+++ The data +++
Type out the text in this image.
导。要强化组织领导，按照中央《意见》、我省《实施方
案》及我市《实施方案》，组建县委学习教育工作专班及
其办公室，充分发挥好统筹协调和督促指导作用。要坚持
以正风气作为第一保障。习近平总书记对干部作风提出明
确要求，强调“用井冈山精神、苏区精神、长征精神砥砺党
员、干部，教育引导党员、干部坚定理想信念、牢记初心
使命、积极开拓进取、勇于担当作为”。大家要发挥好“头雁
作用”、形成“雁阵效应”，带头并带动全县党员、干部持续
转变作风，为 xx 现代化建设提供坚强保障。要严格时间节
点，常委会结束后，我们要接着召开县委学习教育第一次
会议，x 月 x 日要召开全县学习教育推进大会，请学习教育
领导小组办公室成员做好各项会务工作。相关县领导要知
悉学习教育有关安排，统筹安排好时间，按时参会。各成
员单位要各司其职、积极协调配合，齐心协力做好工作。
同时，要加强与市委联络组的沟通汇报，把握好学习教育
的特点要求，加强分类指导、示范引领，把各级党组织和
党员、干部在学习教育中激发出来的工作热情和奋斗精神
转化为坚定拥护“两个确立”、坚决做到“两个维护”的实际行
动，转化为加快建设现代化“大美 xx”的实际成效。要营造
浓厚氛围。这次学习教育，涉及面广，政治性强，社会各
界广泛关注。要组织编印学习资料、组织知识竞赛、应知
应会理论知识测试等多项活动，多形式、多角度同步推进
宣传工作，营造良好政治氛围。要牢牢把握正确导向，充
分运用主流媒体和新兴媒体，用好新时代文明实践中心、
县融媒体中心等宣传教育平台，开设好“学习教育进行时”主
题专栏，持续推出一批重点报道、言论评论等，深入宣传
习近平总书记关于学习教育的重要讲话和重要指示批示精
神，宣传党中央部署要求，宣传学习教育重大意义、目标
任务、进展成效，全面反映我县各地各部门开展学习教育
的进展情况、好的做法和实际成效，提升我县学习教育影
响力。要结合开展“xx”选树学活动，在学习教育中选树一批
+++
+++ The data +++
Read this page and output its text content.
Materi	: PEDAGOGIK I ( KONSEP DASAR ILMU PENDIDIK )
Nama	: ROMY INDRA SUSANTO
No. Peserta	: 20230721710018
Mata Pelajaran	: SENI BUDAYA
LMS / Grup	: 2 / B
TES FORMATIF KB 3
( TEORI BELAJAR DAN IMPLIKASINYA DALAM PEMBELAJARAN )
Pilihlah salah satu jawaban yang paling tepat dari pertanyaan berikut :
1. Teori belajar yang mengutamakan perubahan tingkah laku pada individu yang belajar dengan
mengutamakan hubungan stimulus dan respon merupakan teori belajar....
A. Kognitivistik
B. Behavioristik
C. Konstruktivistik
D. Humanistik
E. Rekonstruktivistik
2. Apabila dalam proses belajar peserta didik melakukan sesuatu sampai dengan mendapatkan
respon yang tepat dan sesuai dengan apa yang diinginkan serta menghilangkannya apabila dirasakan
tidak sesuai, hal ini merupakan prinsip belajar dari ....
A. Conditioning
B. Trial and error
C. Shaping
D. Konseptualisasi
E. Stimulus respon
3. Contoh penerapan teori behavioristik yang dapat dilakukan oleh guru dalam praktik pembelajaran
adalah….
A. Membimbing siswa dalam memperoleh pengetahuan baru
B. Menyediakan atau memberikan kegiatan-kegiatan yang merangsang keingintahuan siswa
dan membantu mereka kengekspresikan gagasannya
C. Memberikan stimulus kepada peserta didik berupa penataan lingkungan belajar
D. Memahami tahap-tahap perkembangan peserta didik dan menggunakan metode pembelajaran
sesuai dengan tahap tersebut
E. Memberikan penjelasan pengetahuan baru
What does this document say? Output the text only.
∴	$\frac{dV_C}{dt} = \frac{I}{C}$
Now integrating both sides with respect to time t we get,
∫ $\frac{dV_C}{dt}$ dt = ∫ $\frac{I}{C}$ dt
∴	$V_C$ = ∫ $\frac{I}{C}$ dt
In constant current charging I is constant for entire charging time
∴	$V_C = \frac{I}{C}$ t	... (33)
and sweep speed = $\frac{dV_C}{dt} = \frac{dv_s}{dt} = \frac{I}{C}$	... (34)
+++
Task brief: Look through the entries above for the word "siswa". Copy every line where it shows up.

Written solution:
A. Membimbing siswa dalam memperoleh pengetahuan baru
B. Menyediakan atau memberikan kegiatan-kegiatan yang merangsang keingintahuan siswa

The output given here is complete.